# TASK OBJECTIVE:
Present each line of the entries below that holds the word "Government".

** Begin DATA EXTRACT **

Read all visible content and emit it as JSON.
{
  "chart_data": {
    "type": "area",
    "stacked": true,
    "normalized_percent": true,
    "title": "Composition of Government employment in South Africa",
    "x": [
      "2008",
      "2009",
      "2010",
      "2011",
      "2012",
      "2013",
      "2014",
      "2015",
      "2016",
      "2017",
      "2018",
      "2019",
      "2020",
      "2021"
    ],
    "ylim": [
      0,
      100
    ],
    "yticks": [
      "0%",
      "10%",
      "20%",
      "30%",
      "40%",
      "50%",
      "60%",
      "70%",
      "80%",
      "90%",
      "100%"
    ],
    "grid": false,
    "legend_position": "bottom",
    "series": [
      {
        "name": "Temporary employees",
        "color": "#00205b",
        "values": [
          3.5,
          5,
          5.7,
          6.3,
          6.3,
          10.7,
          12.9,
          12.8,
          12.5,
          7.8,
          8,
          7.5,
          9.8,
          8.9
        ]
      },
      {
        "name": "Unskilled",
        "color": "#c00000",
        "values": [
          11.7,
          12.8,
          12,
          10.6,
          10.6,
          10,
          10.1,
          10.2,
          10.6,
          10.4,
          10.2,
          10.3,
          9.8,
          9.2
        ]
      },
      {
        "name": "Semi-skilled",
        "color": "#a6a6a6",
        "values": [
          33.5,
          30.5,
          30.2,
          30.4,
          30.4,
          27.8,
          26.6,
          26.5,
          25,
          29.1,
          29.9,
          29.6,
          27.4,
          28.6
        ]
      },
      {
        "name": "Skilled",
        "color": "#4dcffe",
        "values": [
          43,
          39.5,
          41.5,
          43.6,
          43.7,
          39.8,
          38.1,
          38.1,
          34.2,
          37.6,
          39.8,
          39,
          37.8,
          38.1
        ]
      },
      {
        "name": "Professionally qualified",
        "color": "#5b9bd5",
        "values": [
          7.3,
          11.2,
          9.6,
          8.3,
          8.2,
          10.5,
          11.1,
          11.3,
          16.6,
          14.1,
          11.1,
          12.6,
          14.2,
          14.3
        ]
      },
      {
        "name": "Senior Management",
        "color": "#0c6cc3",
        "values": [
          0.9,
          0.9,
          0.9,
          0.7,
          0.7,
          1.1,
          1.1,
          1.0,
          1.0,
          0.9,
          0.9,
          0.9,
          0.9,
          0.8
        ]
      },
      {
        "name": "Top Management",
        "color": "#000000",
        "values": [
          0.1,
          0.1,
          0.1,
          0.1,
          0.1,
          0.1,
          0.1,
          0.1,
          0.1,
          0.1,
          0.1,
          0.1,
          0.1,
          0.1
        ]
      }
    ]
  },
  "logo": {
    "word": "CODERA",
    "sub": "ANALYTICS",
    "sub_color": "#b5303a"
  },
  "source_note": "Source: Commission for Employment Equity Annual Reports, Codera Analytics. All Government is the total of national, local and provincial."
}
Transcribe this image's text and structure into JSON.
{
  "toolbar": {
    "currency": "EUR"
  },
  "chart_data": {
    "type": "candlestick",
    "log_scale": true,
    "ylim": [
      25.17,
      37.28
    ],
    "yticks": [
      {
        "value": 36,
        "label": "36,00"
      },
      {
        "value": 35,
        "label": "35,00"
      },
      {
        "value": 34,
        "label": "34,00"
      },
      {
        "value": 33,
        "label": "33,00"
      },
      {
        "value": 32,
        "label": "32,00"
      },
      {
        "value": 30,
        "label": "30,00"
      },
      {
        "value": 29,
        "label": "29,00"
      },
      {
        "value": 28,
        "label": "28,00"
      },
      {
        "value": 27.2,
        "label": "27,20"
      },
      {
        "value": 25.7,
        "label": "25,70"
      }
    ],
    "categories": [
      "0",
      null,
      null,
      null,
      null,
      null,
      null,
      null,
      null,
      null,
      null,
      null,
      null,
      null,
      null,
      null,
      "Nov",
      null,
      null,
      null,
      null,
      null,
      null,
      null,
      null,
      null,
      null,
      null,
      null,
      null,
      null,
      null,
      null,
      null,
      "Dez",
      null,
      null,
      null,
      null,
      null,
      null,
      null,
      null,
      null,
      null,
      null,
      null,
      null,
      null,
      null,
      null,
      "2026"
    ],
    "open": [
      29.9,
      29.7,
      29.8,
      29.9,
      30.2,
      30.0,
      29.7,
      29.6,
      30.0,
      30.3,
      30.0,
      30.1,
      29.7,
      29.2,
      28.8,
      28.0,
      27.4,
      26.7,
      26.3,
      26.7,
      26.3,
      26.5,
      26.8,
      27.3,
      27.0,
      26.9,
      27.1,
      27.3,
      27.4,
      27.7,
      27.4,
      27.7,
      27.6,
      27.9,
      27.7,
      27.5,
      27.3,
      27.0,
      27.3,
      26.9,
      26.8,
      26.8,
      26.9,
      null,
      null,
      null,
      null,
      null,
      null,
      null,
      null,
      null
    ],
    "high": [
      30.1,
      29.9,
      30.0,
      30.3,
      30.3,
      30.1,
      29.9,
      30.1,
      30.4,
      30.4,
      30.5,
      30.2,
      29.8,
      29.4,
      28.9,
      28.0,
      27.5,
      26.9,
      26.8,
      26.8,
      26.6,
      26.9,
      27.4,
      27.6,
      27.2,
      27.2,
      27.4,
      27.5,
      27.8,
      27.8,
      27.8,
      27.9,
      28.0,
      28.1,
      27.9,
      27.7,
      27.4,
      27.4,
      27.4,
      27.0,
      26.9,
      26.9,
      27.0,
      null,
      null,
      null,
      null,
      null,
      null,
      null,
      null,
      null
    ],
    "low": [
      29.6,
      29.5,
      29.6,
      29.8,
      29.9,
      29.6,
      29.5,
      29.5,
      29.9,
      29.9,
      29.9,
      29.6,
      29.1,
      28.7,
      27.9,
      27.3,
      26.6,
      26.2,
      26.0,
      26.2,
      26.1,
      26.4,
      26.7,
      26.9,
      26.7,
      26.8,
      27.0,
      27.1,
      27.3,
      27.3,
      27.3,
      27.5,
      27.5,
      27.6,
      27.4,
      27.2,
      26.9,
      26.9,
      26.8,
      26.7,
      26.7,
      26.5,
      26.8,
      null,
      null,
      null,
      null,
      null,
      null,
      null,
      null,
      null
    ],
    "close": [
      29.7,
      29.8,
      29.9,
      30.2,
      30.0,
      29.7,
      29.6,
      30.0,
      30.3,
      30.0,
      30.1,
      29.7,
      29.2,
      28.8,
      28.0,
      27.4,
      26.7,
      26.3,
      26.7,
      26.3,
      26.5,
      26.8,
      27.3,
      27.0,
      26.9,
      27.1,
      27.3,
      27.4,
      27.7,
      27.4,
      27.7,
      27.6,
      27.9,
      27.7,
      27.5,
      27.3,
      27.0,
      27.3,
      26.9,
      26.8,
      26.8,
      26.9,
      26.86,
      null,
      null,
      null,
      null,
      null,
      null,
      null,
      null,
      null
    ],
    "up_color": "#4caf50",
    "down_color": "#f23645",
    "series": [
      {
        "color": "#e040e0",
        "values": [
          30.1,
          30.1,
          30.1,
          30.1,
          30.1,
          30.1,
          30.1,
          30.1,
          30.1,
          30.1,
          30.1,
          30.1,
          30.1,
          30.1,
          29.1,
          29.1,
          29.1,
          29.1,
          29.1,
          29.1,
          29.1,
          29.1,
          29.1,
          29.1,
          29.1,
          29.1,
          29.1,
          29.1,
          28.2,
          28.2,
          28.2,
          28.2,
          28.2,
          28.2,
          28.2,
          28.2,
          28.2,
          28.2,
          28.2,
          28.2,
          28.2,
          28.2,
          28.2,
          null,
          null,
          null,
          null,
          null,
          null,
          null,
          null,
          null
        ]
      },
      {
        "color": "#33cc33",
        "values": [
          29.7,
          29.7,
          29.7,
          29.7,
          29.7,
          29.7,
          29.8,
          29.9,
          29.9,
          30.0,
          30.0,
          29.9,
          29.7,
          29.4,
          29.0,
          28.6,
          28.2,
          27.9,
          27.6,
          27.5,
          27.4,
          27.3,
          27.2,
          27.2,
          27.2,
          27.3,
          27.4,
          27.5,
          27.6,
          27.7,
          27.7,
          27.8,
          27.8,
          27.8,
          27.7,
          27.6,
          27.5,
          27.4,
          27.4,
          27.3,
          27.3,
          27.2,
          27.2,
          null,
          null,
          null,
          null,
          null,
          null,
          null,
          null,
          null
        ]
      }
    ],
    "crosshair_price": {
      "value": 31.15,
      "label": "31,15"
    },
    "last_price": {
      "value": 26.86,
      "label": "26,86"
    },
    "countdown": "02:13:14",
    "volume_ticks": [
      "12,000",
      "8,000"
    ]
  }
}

** End DATA EXTRACT **

# OUTPUT BELOW:
    "title": "Composition of Government employment in South Africa",
  "source_note": "Source: Commission for Employment Equity Annual Reports, Codera Analytics. All Government is the total of national, local and provincial."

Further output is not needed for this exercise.